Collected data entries
==*==

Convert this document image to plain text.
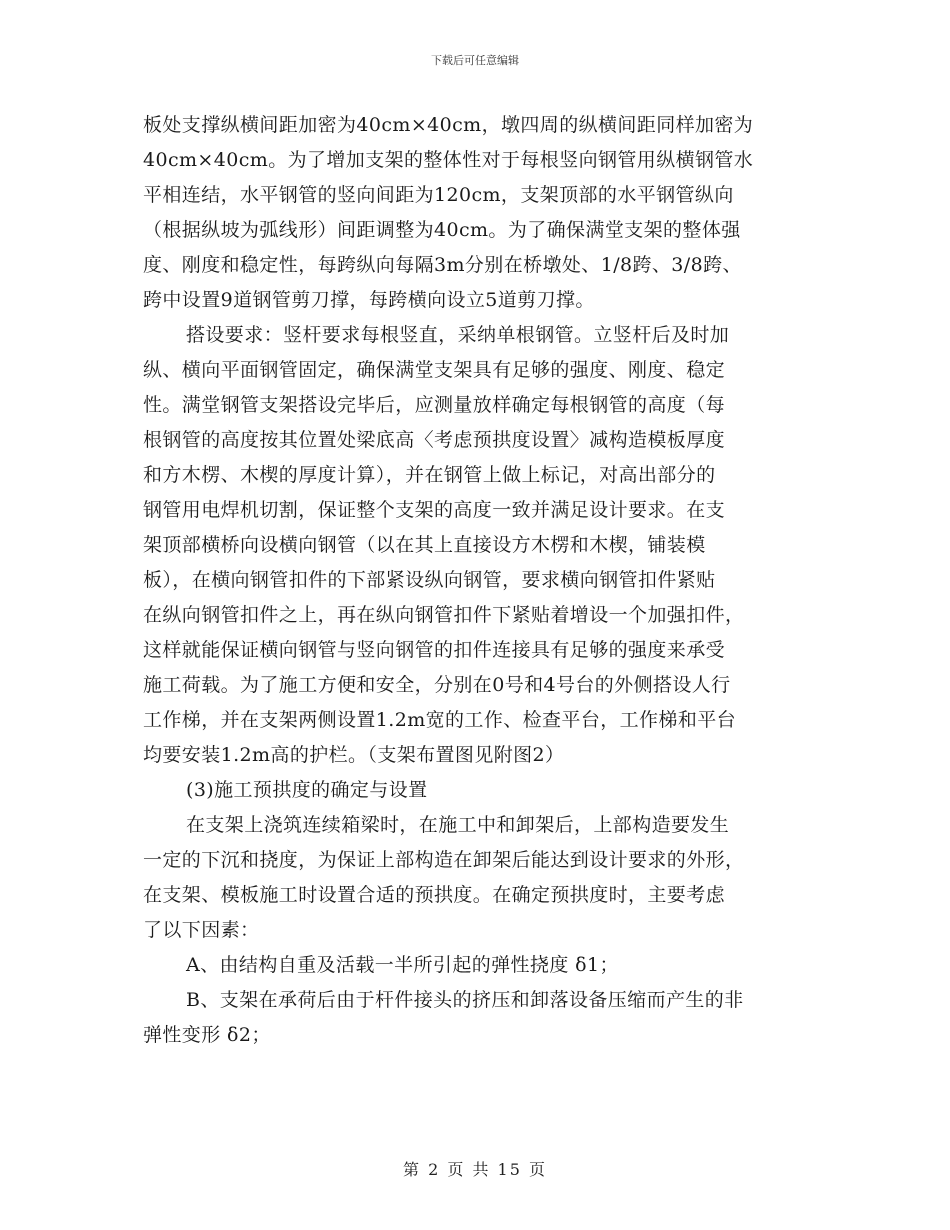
下载后可任意编辑
板处支撑纵横间距加密为40cm×40cm，墩四周的纵横间距同样加密为
40cm×40cm。为了增加支架的整体性对于每根竖向钢管用纵横钢管水
平相连结，水平钢管的竖向间距为120cm，支架顶部的水平钢管纵向
（根据纵坡为弧线形）间距调整为40cm。为了确保满堂支架的整体强
度、刚度和稳定性，每跨纵向每隔3m分别在桥墩处、1/8跨、3/8跨、
跨中设置9道钢管剪刀撑，每跨横向设立5道剪刀撑。
搭设要求：竖杆要求每根竖直，采纳单根钢管。立竖杆后及时加
纵、横向平面钢管固定，确保满堂支架具有足够的强度、刚度、稳定
性。满堂钢管支架搭设完毕后，应测量放样确定每根钢管的高度（每
根钢管的高度按其位置处梁底高〈考虑预拱度设置〉减构造模板厚度
和方木楞、木楔的厚度计算），并在钢管上做上标记，对高出部分的
钢管用电焊机切割，保证整个支架的高度一致并满足设计要求。在支
架顶部横桥向设横向钢管（以在其上直接设方木楞和木楔，铺装模
板），在横向钢管扣件的下部紧设纵向钢管，要求横向钢管扣件紧贴
在纵向钢管扣件之上，再在纵向钢管扣件下紧贴着增设一个加强扣件，
这样就能保证横向钢管与竖向钢管的扣件连接具有足够的强度来承受
施工荷载。为了施工方便和安全，分别在0号和4号台的外侧搭设人行
工作梯，并在支架两侧设置1.2m宽的工作、检查平台，工作梯和平台
均要安装1.2m高的护栏。（支架布置图见附图2）
(3)施工预拱度的确定与设置
在支架上浇筑连续箱梁时，在施工中和卸架后，上部构造要发生
一定的下沉和挠度，为保证上部构造在卸架后能达到设计要求的外形，
在支架、模板施工时设置合适的预拱度。在确定预拱度时，主要考虑
了以下因素：
A、由结构自重及活载一半所引起的弹性挠度 δ1；
B、支架在承荷后由于杆件接头的挤压和卸落设备压缩而产生的非
弹性变形 δ2；
第 2 页 共 15 页
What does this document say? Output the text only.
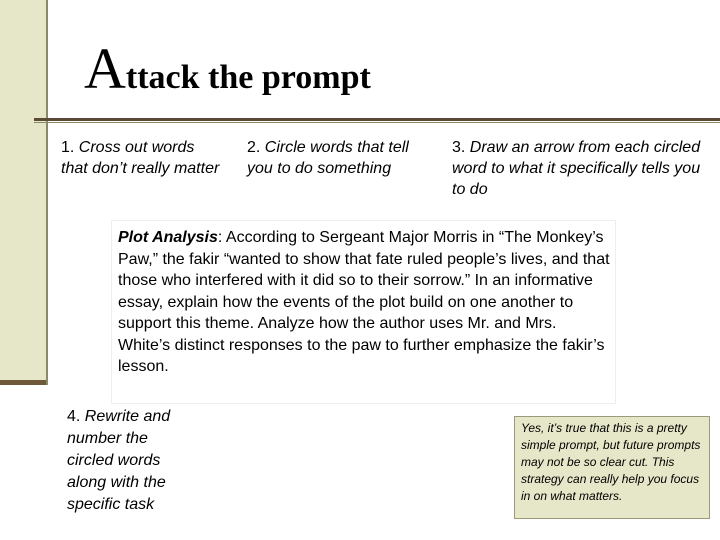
Attack the prompt
1. Cross out words that don’t really matter
2. Circle words that tell you to do something
3. Draw an arrow from each circled word to what it specifically tells you to do
Plot Analysis: According to Sergeant Major Morris in “The Monkey’s Paw,” the fakir “wanted to show that fate ruled people’s lives, and that those who interfered with it did so to their sorrow.” In an informative essay, explain how the events of the plot build on one another to support this theme. Analyze how the author uses Mr. and Mrs. White’s distinct responses to the paw to further emphasize the fakir’s lesson.
4. Rewrite and number the circled words along with the specific task
Yes, it’s true that this is a pretty simple prompt, but future prompts may not be so clear cut. This strategy can really help you focus in on what matters.
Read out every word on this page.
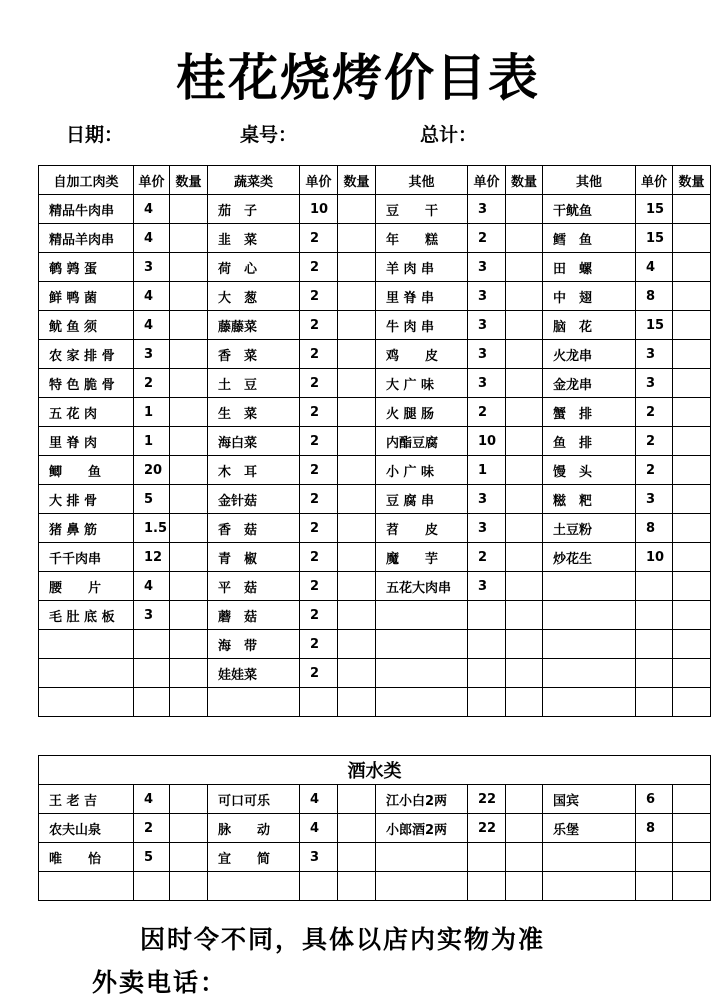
桂花烧烤价目表
日期：	桌号：	总计：
自加工肉类	单价	数量	蔬菜类	单价	数量	其他	单价	数量	其他	单价	数量
精品牛肉串	4		茄　子	10		豆　　干	3		干鱿鱼	15	
精品羊肉串	4		韭　菜	2		年　　糕	2		鳕　鱼	15	
鹌 鹑 蛋	3		荷　心	2		羊 肉 串	3		田　螺	4	
鲜 鸭 菌	4		大　葱	2		里 脊 串	3		中　翅	8	
鱿 鱼 须	4		藤藤菜	2		牛 肉 串	3		脑　花	15	
农 家 排 骨	3		香　菜	2		鸡　　皮	3		火龙串	3	
特 色 脆 骨	2		土　豆	2		大 广 味	3		金龙串	3	
五 花 肉	1		生　菜	2		火 腿 肠	2		蟹　排	2	
里 脊 肉	1		海白菜	2		内酯豆腐	10		鱼　排	2	
鲫　　鱼	20		木　耳	2		小 广 味	1		馒　头	2	
大 排 骨	5		金针菇	2		豆 腐 串	3		糍　粑	3	
猪 鼻 筋	1.5		香　菇	2		苕　　皮	3		土豆粉	8	
千千肉串	12		青　椒	2		魔　　芋	2		炒花生	10	
腰　　片	4		平　菇	2		五花大肉串	3				
毛 肚 底 板	3		蘑　菇	2							
			海　带	2							
			娃娃菜	2							

酒水类											
王 老 吉	4		可口可乐	4		江小白2两	22		国宾	6	
农夫山泉	2		脉　　动	4		小郎酒2两	22		乐堡	8	
唯　　怡	5		宜　　简	3							

因时令不同，具体以店内实物为准
外卖电话：
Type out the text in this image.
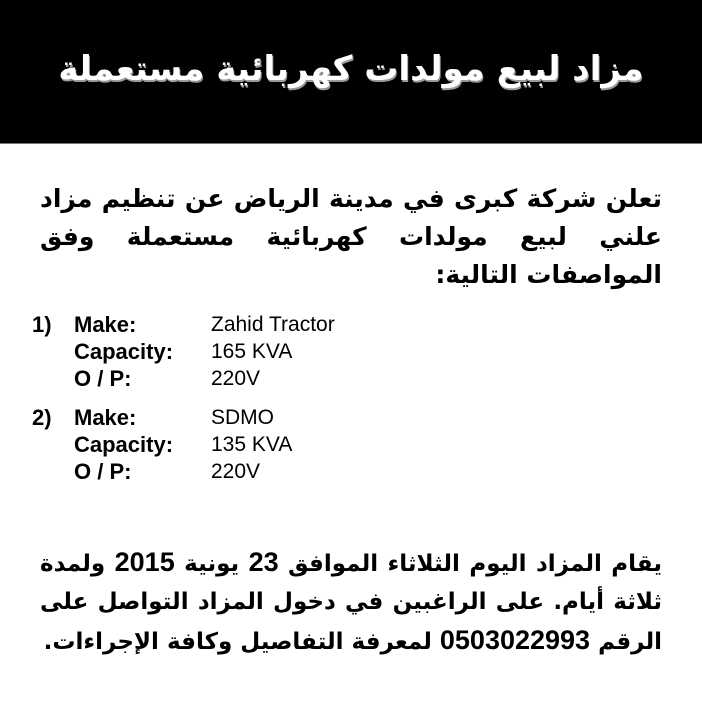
مزاد لبيع مولدات كهربائية مستعملة
تعلن شركة كبرى في مدينة الرياض عن تنظيم مزاد علني لبيع مولدات كهربائية مستعملة وفق المواصفات التالية:
1)	Make:	Zahid Tractor
Capacity:	165 KVA
O / P:	220V
2)	Make:	SDMO
Capacity:	135 KVA
O / P:	220V
يقام المزاد اليوم الثلاثاء الموافق 23 يونية 2015 ولمدة ثلاثة أيام. على الراغبين في دخول المزاد التواصل على الرقم 0503022993 لمعرفة التفاصيل وكافة الإجراءات.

==*==

Exercise task
Omit each picture, then return all of the listing exactly as it stands.

Reply
Convert this document image to plain text.
下载后可任意编辑
板处支撑纵横间距加密为40cm×40cm，墩四周的纵横间距同样加密为
40cm×40cm。为了增加支架的整体性对于每根竖向钢管用纵横钢管水
平相连结，水平钢管的竖向间距为120cm，支架顶部的水平钢管纵向
（根据纵坡为弧线形）间距调整为40cm。为了确保满堂支架的整体强
度、刚度和稳定性，每跨纵向每隔3m分别在桥墩处、1/8跨、3/8跨、
跨中设置9道钢管剪刀撑，每跨横向设立5道剪刀撑。
搭设要求：竖杆要求每根竖直，采纳单根钢管。立竖杆后及时加
纵、横向平面钢管固定，确保满堂支架具有足够的强度、刚度、稳定
性。满堂钢管支架搭设完毕后，应测量放样确定每根钢管的高度（每
根钢管的高度按其位置处梁底高〈考虑预拱度设置〉减构造模板厚度
和方木楞、木楔的厚度计算），并在钢管上做上标记，对高出部分的
钢管用电焊机切割，保证整个支架的高度一致并满足设计要求。在支
架顶部横桥向设横向钢管（以在其上直接设方木楞和木楔，铺装模
板），在横向钢管扣件的下部紧设纵向钢管，要求横向钢管扣件紧贴
在纵向钢管扣件之上，再在纵向钢管扣件下紧贴着增设一个加强扣件，
这样就能保证横向钢管与竖向钢管的扣件连接具有足够的强度来承受
施工荷载。为了施工方便和安全，分别在0号和4号台的外侧搭设人行
工作梯，并在支架两侧设置1.2m宽的工作、检查平台，工作梯和平台
均要安装1.2m高的护栏。（支架布置图见附图2）
(3)施工预拱度的确定与设置
在支架上浇筑连续箱梁时，在施工中和卸架后，上部构造要发生
一定的下沉和挠度，为保证上部构造在卸架后能达到设计要求的外形，
在支架、模板施工时设置合适的预拱度。在确定预拱度时，主要考虑
了以下因素：
A、由结构自重及活载一半所引起的弹性挠度 δ1；
B、支架在承荷后由于杆件接头的挤压和卸落设备压缩而产生的非
弹性变形 δ2；
第 2 页 共 15 页
What does this document say? Output the text only.
Attack the prompt
1. Cross out words that don’t really matter
2. Circle words that tell you to do something
3. Draw an arrow from each circled word to what it specifically tells you to do
Plot Analysis: According to Sergeant Major Morris in “The Monkey’s Paw,” the fakir “wanted to show that fate ruled people’s lives, and that those who interfered with it did so to their sorrow.” In an informative essay, explain how the events of the plot build on one another to support this theme. Analyze how the author uses Mr. and Mrs. White’s distinct responses to the paw to further emphasize the fakir’s lesson.
4. Rewrite and number the circled words along with the specific task
Yes, it’s true that this is a pretty simple prompt, but future prompts may not be so clear cut. This strategy can really help you focus in on what matters.
Read out every word on this page.
桂花烧烤价目表
日期：	桌号：	总计：
自加工肉类	单价	数量	蔬菜类	单价	数量	其他	单价	数量	其他	单价	数量
精品牛肉串	4		茄　子	10		豆　　干	3		干鱿鱼	15	
精品羊肉串	4		韭　菜	2		年　　糕	2		鳕　鱼	15	
鹌 鹑 蛋	3		荷　心	2		羊 肉 串	3		田　螺	4	
鲜 鸭 菌	4		大　葱	2		里 脊 串	3		中　翅	8	
鱿 鱼 须	4		藤藤菜	2		牛 肉 串	3		脑　花	15	
农 家 排 骨	3		香　菜	2		鸡　　皮	3		火龙串	3	
特 色 脆 骨	2		土　豆	2		大 广 味	3		金龙串	3	
五 花 肉	1		生　菜	2		火 腿 肠	2		蟹　排	2	
里 脊 肉	1		海白菜	2		内酯豆腐	10		鱼　排	2	
鲫　　鱼	20		木　耳	2		小 广 味	1		馒　头	2	
大 排 骨	5		金针菇	2		豆 腐 串	3		糍　粑	3	
猪 鼻 筋	1.5		香　菇	2		苕　　皮	3		土豆粉	8	
千千肉串	12		青　椒	2		魔　　芋	2		炒花生	10	
腰　　片	4		平　菇	2		五花大肉串	3				
毛 肚 底 板	3		蘑　菇	2							
			海　带	2							
			娃娃菜	2							

酒水类											
王 老 吉	4		可口可乐	4		江小白2两	22		国宾	6	
农夫山泉	2		脉　　动	4		小郎酒2两	22		乐堡	8	
唯　　怡	5		宜　　简	3							

因时令不同，具体以店内实物为准
外卖电话：
Type out the text in this image.
مزاد لبيع مولدات كهربائية مستعملة
تعلن شركة كبرى في مدينة الرياض عن تنظيم مزاد علني لبيع مولدات كهربائية مستعملة وفق المواصفات التالية:
1)	Make:	Zahid Tractor
Capacity:	165 KVA
O / P:	220V
2)	Make:	SDMO
Capacity:	135 KVA
O / P:	220V
يقام المزاد اليوم الثلاثاء الموافق 23 يونية 2015 ولمدة ثلاثة أيام. على الراغبين في دخول المزاد التواصل على الرقم 0503022993 لمعرفة التفاصيل وكافة الإجراءات.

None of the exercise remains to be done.